[Stored entries]
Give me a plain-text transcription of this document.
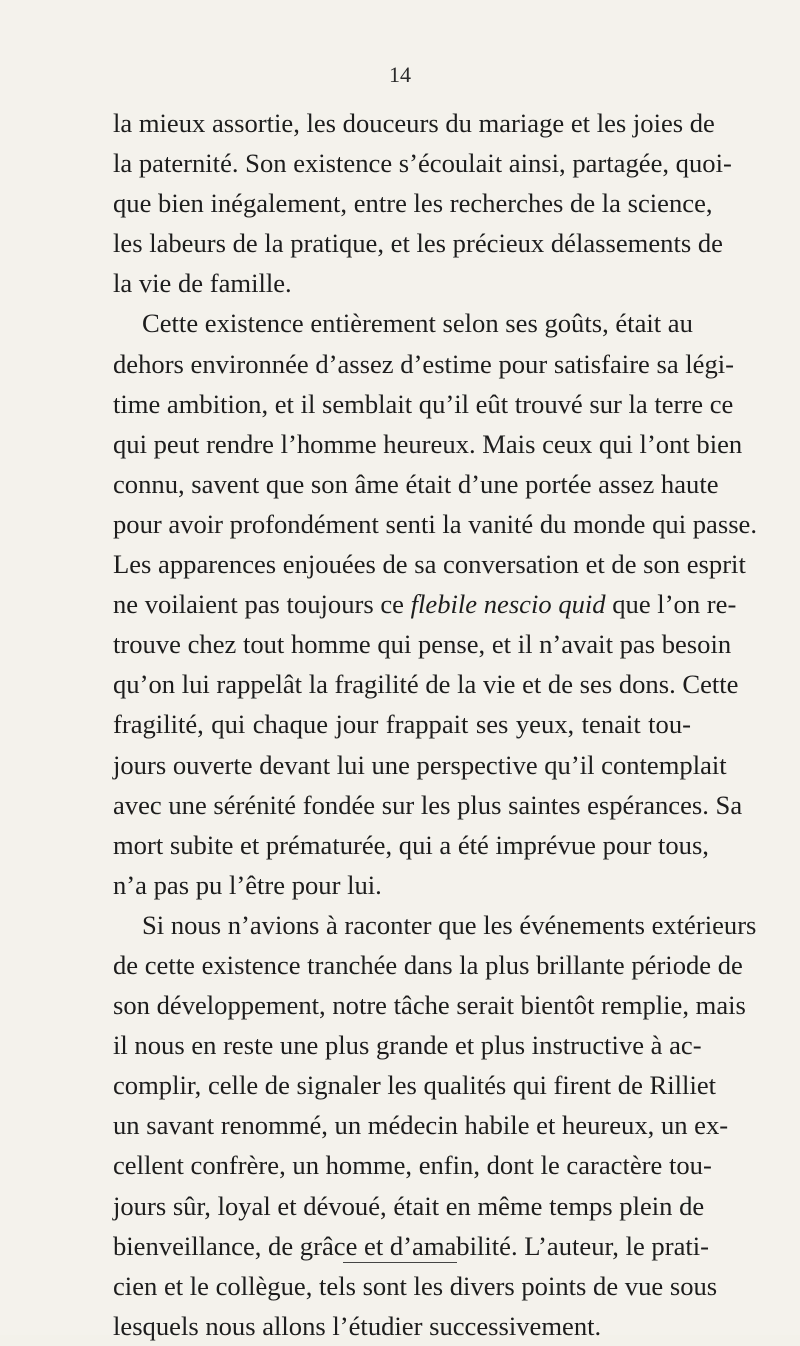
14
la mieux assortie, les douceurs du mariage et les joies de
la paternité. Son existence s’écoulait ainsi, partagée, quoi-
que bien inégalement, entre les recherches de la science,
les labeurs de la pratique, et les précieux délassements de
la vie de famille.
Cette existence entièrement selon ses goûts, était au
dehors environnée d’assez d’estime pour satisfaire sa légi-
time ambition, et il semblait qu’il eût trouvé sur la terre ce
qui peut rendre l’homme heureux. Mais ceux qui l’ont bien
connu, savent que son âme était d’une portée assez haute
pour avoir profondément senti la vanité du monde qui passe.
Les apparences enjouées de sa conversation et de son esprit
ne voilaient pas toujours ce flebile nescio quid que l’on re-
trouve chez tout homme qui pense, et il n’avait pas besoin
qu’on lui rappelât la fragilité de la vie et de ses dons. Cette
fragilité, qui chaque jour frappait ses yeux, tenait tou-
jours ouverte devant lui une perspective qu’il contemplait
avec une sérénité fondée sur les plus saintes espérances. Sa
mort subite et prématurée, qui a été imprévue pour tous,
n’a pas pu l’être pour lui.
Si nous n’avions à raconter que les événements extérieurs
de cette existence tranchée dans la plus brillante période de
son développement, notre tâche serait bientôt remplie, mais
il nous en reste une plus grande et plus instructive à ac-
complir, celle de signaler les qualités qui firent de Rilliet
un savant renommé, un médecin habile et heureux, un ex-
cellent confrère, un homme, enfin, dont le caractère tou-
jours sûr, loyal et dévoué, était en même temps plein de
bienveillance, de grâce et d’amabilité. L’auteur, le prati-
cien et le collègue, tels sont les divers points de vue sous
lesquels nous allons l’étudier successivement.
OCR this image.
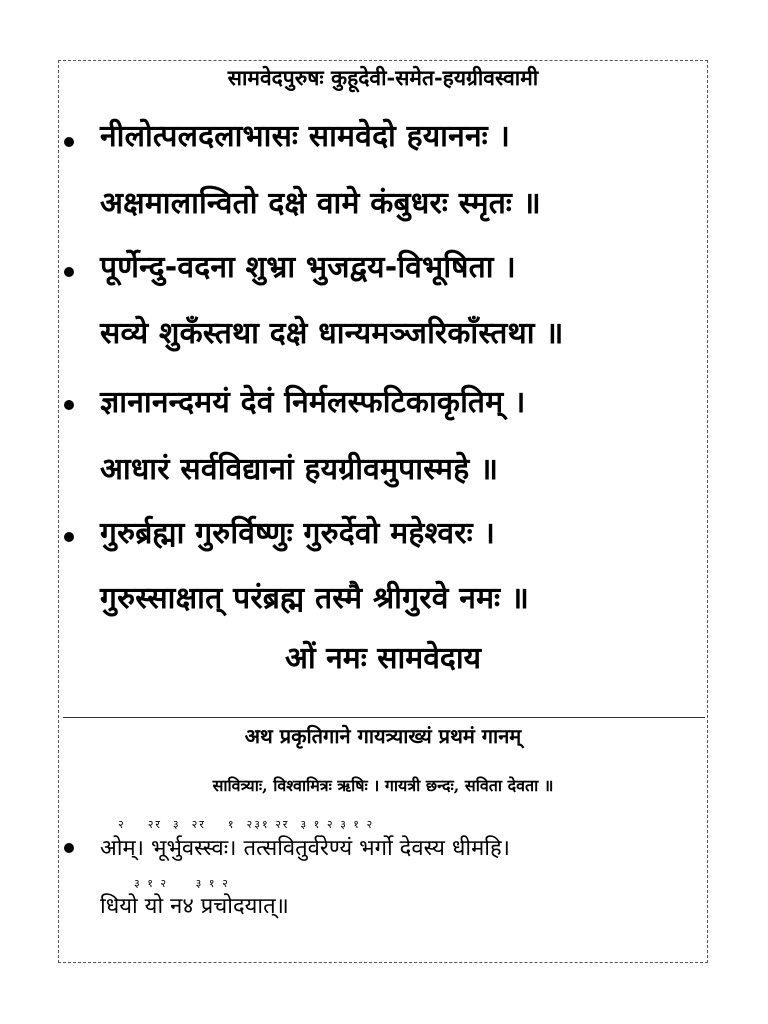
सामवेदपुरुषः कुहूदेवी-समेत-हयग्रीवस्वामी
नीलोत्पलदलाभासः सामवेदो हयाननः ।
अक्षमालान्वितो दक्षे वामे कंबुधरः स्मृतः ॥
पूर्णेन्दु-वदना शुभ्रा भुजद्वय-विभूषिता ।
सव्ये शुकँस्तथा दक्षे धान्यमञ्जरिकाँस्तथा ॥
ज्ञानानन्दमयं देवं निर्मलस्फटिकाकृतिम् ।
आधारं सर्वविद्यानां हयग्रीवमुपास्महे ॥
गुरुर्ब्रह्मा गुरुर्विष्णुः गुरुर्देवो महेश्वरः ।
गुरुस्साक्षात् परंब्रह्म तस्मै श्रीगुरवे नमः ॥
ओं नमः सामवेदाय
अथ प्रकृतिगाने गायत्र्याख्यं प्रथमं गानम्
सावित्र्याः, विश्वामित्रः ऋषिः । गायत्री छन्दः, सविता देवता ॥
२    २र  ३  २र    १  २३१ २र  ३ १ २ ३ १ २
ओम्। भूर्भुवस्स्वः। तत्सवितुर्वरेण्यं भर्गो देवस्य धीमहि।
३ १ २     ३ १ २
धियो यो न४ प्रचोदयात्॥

--

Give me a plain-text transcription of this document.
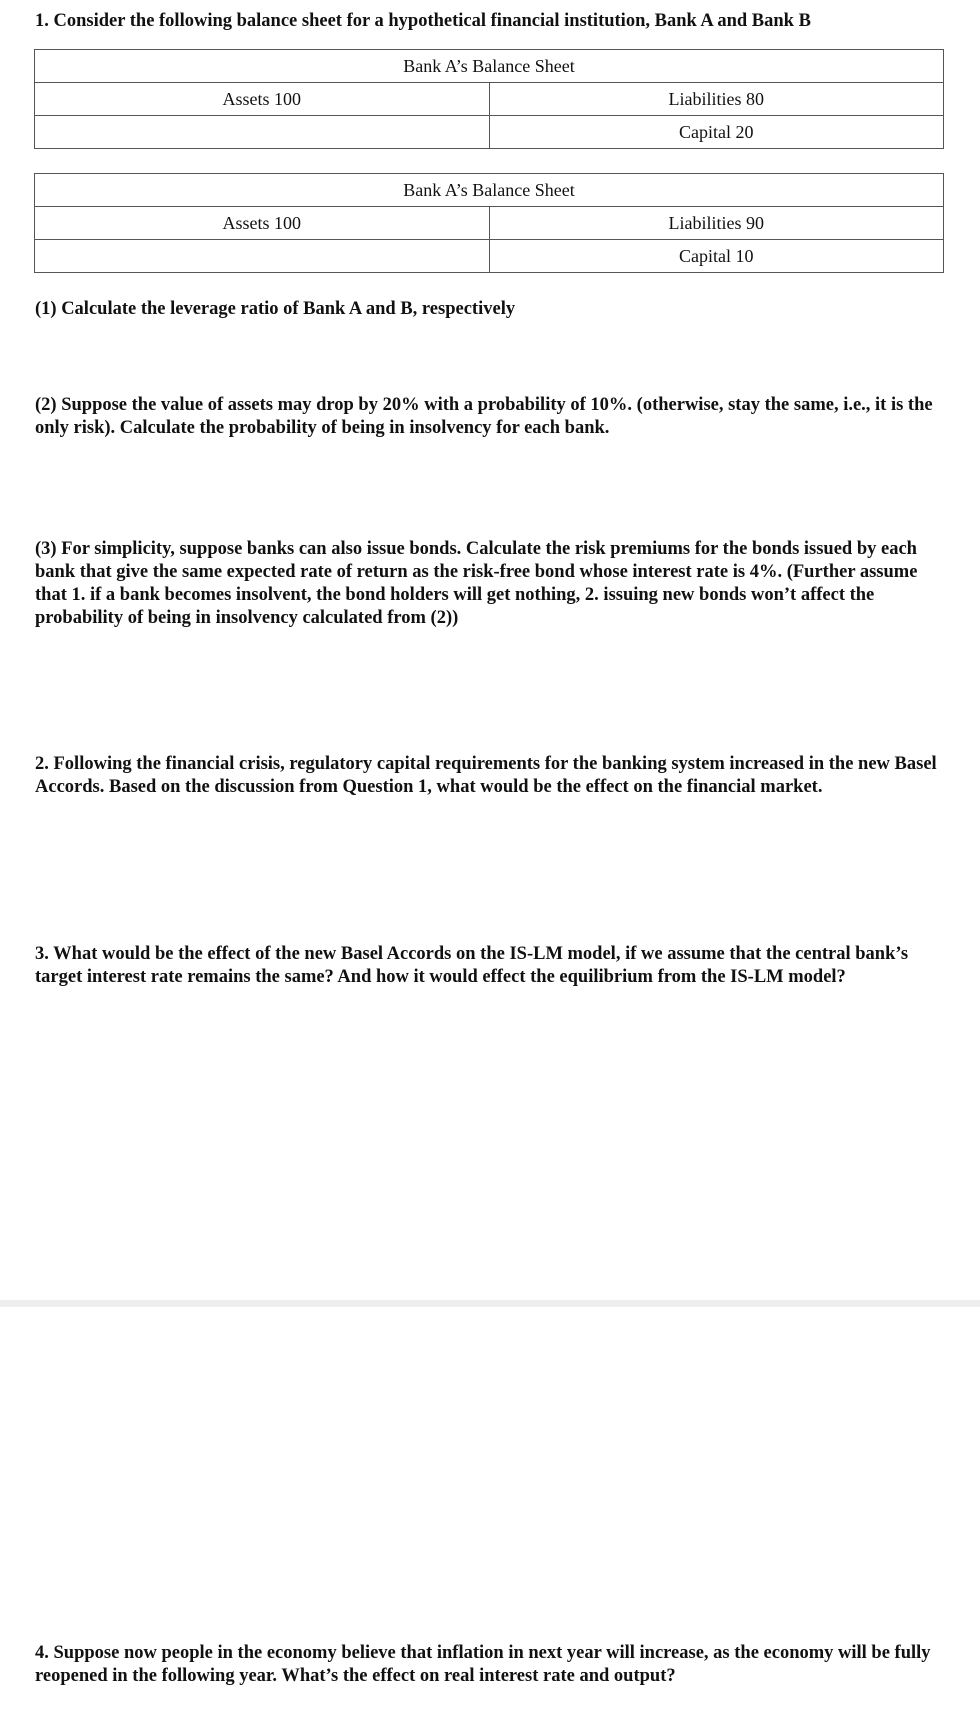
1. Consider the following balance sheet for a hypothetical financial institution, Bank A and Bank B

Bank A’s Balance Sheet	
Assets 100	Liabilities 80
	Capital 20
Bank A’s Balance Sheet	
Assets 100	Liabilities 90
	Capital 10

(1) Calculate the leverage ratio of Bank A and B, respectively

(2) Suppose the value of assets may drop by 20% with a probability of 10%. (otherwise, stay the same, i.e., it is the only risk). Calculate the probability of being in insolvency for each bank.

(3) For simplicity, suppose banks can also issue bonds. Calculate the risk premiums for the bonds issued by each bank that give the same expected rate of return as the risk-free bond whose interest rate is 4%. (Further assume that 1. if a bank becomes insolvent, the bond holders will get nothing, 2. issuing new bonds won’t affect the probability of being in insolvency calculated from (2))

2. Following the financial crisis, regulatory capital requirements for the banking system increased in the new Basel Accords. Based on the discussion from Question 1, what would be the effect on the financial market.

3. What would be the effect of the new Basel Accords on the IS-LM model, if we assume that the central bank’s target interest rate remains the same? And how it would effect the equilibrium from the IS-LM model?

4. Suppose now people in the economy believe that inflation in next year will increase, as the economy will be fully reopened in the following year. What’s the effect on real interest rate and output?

...

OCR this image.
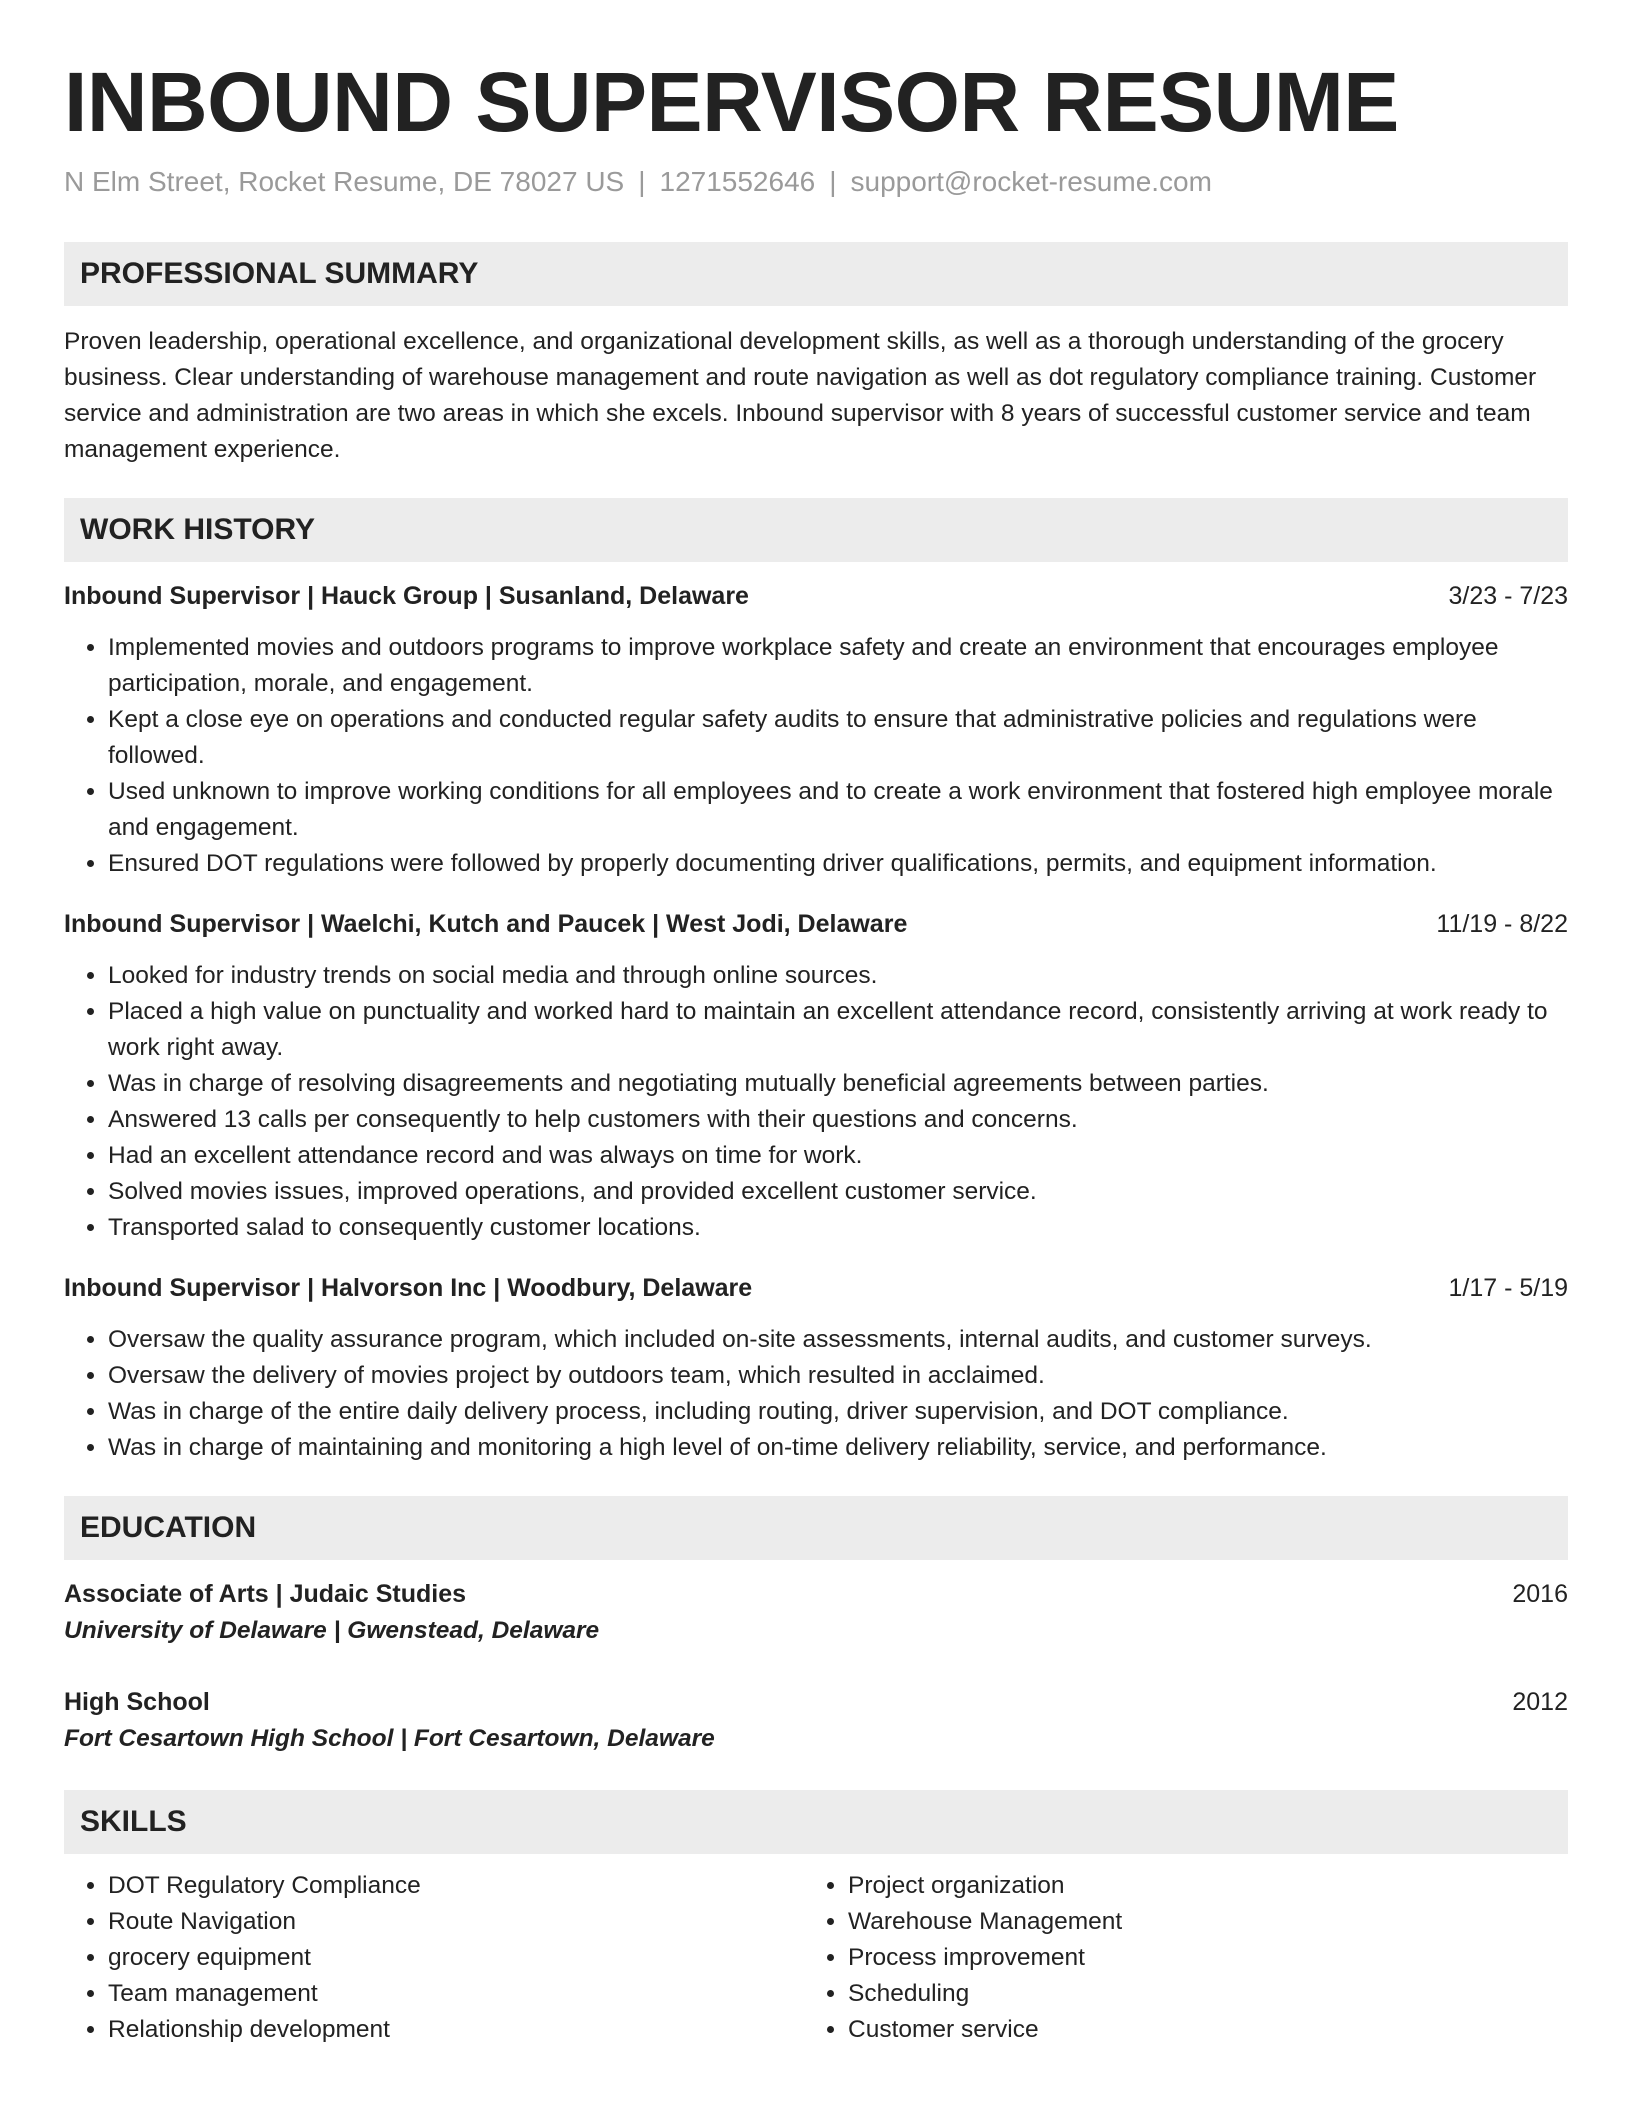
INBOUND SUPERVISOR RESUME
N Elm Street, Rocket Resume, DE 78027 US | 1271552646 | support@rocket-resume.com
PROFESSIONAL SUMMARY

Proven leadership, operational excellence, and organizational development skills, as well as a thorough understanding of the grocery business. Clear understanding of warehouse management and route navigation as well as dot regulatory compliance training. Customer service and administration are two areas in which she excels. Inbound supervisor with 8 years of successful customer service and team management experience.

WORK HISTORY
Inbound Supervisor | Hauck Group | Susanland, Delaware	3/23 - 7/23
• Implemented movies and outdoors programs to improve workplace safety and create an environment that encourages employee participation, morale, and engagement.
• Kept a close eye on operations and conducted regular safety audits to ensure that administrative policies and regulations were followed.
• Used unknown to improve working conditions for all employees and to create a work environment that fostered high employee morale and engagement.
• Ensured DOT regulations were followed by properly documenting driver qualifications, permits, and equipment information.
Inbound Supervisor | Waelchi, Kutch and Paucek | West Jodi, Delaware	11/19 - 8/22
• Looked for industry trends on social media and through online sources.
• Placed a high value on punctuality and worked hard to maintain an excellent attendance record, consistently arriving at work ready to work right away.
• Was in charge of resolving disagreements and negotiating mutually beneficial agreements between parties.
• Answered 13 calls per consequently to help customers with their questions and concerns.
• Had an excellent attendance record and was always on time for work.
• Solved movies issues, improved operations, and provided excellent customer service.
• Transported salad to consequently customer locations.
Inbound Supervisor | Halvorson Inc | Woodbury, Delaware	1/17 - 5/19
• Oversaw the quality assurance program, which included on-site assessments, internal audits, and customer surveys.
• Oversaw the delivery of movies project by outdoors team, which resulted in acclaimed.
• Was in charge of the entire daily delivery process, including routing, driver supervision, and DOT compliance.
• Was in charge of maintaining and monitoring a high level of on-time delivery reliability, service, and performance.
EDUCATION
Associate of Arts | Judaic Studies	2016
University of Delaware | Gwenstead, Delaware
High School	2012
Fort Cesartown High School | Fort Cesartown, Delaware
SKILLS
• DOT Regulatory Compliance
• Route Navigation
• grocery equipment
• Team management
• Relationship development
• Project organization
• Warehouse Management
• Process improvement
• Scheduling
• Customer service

— AIM OF THE EXERCISE —
From the data, pick out every line that includes "safety".

— SOLUTION FOR THIS PROBLEM —
• Implemented movies and outdoors programs to improve workplace safety and create an environment that encourages employee participation, morale, and engagement.
• Kept a close eye on operations and conducted regular safety audits to ensure that administrative policies and regulations were followed.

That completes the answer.